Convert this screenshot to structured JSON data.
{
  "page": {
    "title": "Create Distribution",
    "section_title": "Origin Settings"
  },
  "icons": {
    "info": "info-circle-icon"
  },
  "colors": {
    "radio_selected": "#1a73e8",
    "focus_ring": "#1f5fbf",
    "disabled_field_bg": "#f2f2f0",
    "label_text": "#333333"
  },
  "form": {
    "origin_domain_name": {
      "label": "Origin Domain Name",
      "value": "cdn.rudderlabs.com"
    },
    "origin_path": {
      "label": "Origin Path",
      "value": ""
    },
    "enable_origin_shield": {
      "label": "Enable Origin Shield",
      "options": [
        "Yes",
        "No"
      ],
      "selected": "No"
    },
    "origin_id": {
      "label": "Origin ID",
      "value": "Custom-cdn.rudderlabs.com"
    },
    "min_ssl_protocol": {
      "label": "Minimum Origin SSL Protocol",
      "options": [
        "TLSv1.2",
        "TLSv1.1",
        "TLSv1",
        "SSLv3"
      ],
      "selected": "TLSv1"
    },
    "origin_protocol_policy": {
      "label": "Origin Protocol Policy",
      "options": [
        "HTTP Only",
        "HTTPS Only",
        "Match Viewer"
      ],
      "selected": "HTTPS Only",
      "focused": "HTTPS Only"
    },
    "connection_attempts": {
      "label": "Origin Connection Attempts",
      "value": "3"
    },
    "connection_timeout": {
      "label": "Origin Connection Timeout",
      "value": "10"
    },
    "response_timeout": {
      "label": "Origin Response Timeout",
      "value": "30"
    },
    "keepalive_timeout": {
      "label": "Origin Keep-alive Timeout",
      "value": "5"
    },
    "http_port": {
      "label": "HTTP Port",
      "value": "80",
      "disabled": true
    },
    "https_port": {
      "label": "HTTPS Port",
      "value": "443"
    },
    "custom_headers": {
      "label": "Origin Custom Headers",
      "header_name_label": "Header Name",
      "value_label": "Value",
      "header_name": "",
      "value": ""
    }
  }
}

# What is needed
Write out all records exactly, keeping every detail.

# Output for this exercise
Convert this screenshot to structured JSON data.
{
  "page": {
    "title": "Create Distribution",
    "section_title": "Origin Settings"
  },
  "icons": {
    "info": "info-circle-icon"
  },
  "colors": {
    "radio_selected": "#1a73e8",
    "focus_ring": "#1f5fbf",
    "disabled_field_bg": "#f2f2f0",
    "label_text": "#333333"
  },
  "form": {
    "origin_domain_name": {
      "label": "Origin Domain Name",
      "value": "cdn.rudderlabs.com"
    },
    "origin_path": {
      "label": "Origin Path",
      "value": ""
    },
    "enable_origin_shield": {
      "label": "Enable Origin Shield",
      "options": [
        "Yes",
        "No"
      ],
      "selected": "No"
    },
    "origin_id": {
      "label": "Origin ID",
      "value": "Custom-cdn.rudderlabs.com"
    },
    "min_ssl_protocol": {
      "label": "Minimum Origin SSL Protocol",
      "options": [
        "TLSv1.2",
        "TLSv1.1",
        "TLSv1",
        "SSLv3"
      ],
      "selected": "TLSv1"
    },
    "origin_protocol_policy": {
      "label": "Origin Protocol Policy",
      "options": [
        "HTTP Only",
        "HTTPS Only",
        "Match Viewer"
      ],
      "selected": "HTTPS Only",
      "focused": "HTTPS Only"
    },
    "connection_attempts": {
      "label": "Origin Connection Attempts",
      "value": "3"
    },
    "connection_timeout": {
      "label": "Origin Connection Timeout",
      "value": "10"
    },
    "response_timeout": {
      "label": "Origin Response Timeout",
      "value": "30"
    },
    "keepalive_timeout": {
      "label": "Origin Keep-alive Timeout",
      "value": "5"
    },
    "http_port": {
      "label": "HTTP Port",
      "value": "80",
      "disabled": true
    },
    "https_port": {
      "label": "HTTPS Port",
      "value": "443"
    },
    "custom_headers": {
      "label": "Origin Custom Headers",
      "header_name_label": "Header Name",
      "value_label": "Value",
      "header_name": "",
      "value": ""
    }
  }
}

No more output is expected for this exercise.